— Your instructions —
Using the entries below, transcribe exactly the line containing "Serialize everything readable" and each line that follows it to the end.
>> Start
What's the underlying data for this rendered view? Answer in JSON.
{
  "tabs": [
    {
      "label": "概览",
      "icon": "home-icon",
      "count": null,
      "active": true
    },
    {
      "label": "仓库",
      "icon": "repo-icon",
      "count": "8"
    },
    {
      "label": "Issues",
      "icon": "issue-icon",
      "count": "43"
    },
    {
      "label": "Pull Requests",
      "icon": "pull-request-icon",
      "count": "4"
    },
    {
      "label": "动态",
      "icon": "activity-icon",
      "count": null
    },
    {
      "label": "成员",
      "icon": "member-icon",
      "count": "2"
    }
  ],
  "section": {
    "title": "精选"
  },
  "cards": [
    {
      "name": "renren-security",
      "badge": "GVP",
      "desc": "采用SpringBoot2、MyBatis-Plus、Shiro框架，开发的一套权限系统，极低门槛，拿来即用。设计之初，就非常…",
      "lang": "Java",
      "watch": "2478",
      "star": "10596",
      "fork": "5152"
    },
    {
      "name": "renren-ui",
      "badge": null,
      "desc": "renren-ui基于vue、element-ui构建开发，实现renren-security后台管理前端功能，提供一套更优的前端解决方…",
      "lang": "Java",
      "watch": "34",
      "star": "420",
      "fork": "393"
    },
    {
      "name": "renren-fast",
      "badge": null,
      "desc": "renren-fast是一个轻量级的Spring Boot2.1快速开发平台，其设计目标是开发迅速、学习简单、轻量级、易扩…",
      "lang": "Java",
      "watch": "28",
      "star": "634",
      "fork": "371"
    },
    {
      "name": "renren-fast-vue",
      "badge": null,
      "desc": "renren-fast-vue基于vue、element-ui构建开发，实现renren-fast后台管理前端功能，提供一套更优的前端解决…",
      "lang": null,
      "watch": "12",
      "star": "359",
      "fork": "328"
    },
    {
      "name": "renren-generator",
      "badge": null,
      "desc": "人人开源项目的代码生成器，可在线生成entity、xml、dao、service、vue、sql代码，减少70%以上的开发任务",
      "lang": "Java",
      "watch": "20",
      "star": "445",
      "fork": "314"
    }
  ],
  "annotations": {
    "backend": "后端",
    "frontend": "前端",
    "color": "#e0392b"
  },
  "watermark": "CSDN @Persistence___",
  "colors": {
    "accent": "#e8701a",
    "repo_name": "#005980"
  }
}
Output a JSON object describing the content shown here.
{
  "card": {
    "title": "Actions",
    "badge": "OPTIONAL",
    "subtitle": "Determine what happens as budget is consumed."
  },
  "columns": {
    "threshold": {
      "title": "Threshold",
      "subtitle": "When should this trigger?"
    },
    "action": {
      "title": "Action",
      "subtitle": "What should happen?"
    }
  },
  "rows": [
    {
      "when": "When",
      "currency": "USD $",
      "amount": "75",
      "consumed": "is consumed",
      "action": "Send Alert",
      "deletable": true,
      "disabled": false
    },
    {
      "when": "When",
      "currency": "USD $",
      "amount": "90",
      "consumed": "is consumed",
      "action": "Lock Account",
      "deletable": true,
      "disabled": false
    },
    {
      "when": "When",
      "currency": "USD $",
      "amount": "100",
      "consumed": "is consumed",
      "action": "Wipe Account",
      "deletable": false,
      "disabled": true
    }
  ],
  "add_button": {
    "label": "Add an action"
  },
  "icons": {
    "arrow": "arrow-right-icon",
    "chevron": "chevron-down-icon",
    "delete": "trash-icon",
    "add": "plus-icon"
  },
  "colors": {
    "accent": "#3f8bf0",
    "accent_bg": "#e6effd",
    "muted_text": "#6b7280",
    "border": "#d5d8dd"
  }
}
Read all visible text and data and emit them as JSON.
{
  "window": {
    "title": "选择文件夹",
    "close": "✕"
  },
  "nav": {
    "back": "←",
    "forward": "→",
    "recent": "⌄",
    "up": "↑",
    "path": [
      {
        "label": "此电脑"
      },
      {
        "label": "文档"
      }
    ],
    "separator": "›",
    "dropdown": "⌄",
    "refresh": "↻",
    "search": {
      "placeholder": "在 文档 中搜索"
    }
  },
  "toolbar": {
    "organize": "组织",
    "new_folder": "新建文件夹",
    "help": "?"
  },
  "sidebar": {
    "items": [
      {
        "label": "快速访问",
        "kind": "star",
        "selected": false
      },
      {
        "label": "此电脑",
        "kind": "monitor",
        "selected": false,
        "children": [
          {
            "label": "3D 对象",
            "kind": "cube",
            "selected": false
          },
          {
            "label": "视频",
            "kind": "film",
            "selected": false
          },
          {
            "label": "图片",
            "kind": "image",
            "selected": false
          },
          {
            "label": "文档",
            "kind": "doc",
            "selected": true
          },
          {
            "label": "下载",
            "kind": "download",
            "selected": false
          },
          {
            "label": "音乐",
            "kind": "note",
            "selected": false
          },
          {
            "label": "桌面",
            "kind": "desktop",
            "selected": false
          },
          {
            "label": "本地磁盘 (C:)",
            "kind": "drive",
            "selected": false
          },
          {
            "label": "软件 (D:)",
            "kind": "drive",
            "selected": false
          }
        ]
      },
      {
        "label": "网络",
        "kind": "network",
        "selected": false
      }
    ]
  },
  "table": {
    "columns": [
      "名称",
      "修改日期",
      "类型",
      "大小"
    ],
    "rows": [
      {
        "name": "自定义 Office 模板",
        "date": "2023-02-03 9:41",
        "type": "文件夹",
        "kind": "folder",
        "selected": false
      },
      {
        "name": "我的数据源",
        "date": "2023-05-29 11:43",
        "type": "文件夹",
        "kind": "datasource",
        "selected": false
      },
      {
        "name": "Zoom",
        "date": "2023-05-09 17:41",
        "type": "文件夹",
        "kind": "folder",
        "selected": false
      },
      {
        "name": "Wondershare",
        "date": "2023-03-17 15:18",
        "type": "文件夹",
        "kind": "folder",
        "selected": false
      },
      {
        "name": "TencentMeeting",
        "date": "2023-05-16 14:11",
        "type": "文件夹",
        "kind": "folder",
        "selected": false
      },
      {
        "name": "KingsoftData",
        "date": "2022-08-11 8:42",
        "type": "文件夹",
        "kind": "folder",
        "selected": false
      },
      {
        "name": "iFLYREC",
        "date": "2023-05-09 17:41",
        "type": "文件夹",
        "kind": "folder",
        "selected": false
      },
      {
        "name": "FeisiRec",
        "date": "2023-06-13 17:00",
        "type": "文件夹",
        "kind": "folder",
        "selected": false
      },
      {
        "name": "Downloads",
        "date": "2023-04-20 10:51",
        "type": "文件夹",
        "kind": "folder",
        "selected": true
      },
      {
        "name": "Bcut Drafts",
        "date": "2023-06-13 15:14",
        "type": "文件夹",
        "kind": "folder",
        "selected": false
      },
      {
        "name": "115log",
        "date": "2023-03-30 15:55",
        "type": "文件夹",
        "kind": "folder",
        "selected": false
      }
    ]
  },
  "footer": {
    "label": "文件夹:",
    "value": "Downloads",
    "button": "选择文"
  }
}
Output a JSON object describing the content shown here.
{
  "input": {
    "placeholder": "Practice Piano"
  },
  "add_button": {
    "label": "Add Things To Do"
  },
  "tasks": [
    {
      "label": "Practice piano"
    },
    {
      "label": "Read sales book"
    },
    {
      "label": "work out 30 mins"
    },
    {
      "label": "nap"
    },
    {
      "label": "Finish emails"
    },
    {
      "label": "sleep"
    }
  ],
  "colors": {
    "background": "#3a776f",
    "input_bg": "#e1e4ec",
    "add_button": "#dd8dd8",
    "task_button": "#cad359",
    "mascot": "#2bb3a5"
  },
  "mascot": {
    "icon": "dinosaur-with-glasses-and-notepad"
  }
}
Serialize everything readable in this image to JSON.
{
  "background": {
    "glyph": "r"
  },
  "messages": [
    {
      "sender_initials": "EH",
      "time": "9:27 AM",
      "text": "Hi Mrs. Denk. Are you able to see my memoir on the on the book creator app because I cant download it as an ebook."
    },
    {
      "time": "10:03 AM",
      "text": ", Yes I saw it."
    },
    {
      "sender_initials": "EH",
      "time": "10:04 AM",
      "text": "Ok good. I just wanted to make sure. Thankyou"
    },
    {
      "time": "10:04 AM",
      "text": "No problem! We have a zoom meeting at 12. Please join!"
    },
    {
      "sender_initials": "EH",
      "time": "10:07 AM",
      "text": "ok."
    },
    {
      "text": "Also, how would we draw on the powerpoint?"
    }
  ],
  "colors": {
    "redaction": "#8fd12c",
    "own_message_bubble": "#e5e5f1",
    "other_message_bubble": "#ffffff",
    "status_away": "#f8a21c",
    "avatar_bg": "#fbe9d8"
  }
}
>> End
— Reply —
Serialize everything readable in this image to JSON.
{
  "background": {
    "glyph": "r"
  },
  "messages": [
    {
      "sender_initials": "EH",
      "time": "9:27 AM",
      "text": "Hi Mrs. Denk. Are you able to see my memoir on the on the book creator app because I cant download it as an ebook."
    },
    {
      "time": "10:03 AM",
      "text": ", Yes I saw it."
    },
    {
      "sender_initials": "EH",
      "time": "10:04 AM",
      "text": "Ok good. I just wanted to make sure. Thankyou"
    },
    {
      "time": "10:04 AM",
      "text": "No problem! We have a zoom meeting at 12. Please join!"
    },
    {
      "sender_initials": "EH",
      "time": "10:07 AM",
      "text": "ok."
    },
    {
      "text": "Also, how would we draw on the powerpoint?"
    }
  ],
  "colors": {
    "redaction": "#8fd12c",
    "own_message_bubble": "#e5e5f1",
    "other_message_bubble": "#ffffff",
    "status_away": "#f8a21c",
    "avatar_bg": "#fbe9d8"
  }
}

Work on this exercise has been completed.